───── Exercise data

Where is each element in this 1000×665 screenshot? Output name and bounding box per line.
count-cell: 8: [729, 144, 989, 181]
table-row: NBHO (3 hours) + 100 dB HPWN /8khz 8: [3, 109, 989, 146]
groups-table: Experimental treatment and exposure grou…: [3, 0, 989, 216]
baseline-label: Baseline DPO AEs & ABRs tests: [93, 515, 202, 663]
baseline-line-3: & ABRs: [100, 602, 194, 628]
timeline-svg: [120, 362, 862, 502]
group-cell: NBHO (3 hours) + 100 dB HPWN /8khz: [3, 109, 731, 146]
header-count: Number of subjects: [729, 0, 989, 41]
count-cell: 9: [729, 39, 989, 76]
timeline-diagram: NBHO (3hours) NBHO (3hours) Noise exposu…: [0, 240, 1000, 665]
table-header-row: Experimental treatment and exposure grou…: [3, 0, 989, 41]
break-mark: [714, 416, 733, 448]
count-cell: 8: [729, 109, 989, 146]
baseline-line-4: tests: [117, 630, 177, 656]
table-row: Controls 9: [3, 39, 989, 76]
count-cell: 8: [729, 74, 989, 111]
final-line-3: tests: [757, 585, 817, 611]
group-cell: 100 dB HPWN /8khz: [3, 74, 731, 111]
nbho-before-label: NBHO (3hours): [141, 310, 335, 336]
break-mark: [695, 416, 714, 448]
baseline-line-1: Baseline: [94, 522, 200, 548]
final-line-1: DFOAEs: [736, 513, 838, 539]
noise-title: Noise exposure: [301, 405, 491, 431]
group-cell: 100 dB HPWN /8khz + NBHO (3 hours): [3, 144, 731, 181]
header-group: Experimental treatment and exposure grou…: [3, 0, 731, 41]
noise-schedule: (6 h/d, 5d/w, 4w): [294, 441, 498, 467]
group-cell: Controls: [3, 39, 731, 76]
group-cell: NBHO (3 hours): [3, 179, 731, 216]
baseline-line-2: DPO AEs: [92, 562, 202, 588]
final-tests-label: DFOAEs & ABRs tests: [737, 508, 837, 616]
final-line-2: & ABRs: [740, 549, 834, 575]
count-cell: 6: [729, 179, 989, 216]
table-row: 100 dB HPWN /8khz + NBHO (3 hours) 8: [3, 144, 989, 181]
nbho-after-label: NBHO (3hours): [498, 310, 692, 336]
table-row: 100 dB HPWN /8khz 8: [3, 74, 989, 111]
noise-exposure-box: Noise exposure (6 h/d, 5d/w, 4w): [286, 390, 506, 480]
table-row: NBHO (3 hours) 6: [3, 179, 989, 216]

──────────

▸ **Request**: Rewrite every line of the records with "Controls" swapped for "Control group" wherever it occurs. Keep everything else the same.

▸ **Expected output**:
Where is each element in this 1000×665 screenshot? Output name and bounding box per line.
count-cell: 8: [729, 144, 989, 181]
table-row: NBHO (3 hours) + 100 dB HPWN /8khz 8: [3, 109, 989, 146]
groups-table: Experimental treatment and exposure grou…: [3, 0, 989, 216]
baseline-label: Baseline DPO AEs & ABRs tests: [93, 515, 202, 663]
baseline-line-3: & ABRs: [100, 602, 194, 628]
timeline-svg: [120, 362, 862, 502]
group-cell: NBHO (3 hours) + 100 dB HPWN /8khz: [3, 109, 731, 146]
header-count: Number of subjects: [729, 0, 989, 41]
count-cell: 9: [729, 39, 989, 76]
timeline-diagram: NBHO (3hours) NBHO (3hours) Noise exposu…: [0, 240, 1000, 665]
table-header-row: Experimental treatment and exposure grou…: [3, 0, 989, 41]
break-mark: [714, 416, 733, 448]
count-cell: 8: [729, 109, 989, 146]
baseline-line-4: tests: [117, 630, 177, 656]
table-row: Control group 9: [3, 39, 989, 76]
count-cell: 8: [729, 74, 989, 111]
final-line-3: tests: [757, 585, 817, 611]
group-cell: 100 dB HPWN /8khz: [3, 74, 731, 111]
nbho-before-label: NBHO (3hours): [141, 310, 335, 336]
break-mark: [695, 416, 714, 448]
baseline-line-1: Baseline: [94, 522, 200, 548]
final-line-1: DFOAEs: [736, 513, 838, 539]
noise-title: Noise exposure: [301, 405, 491, 431]
group-cell: 100 dB HPWN /8khz + NBHO (3 hours): [3, 144, 731, 181]
header-group: Experimental treatment and exposure grou…: [3, 0, 731, 41]
noise-schedule: (6 h/d, 5d/w, 4w): [294, 441, 498, 467]
group-cell: Control group: [3, 39, 731, 76]
group-cell: NBHO (3 hours): [3, 179, 731, 216]
baseline-line-2: DPO AEs: [92, 562, 202, 588]
final-tests-label: DFOAEs & ABRs tests: [737, 508, 837, 616]
final-line-2: & ABRs: [740, 549, 834, 575]
count-cell: 6: [729, 179, 989, 216]
table-row: 100 dB HPWN /8khz + NBHO (3 hours) 8: [3, 144, 989, 181]
nbho-after-label: NBHO (3hours): [498, 310, 692, 336]
table-row: 100 dB HPWN /8khz 8: [3, 74, 989, 111]
noise-exposure-box: Noise exposure (6 h/d, 5d/w, 4w): [286, 390, 506, 480]
table-row: NBHO (3 hours) 6: [3, 179, 989, 216]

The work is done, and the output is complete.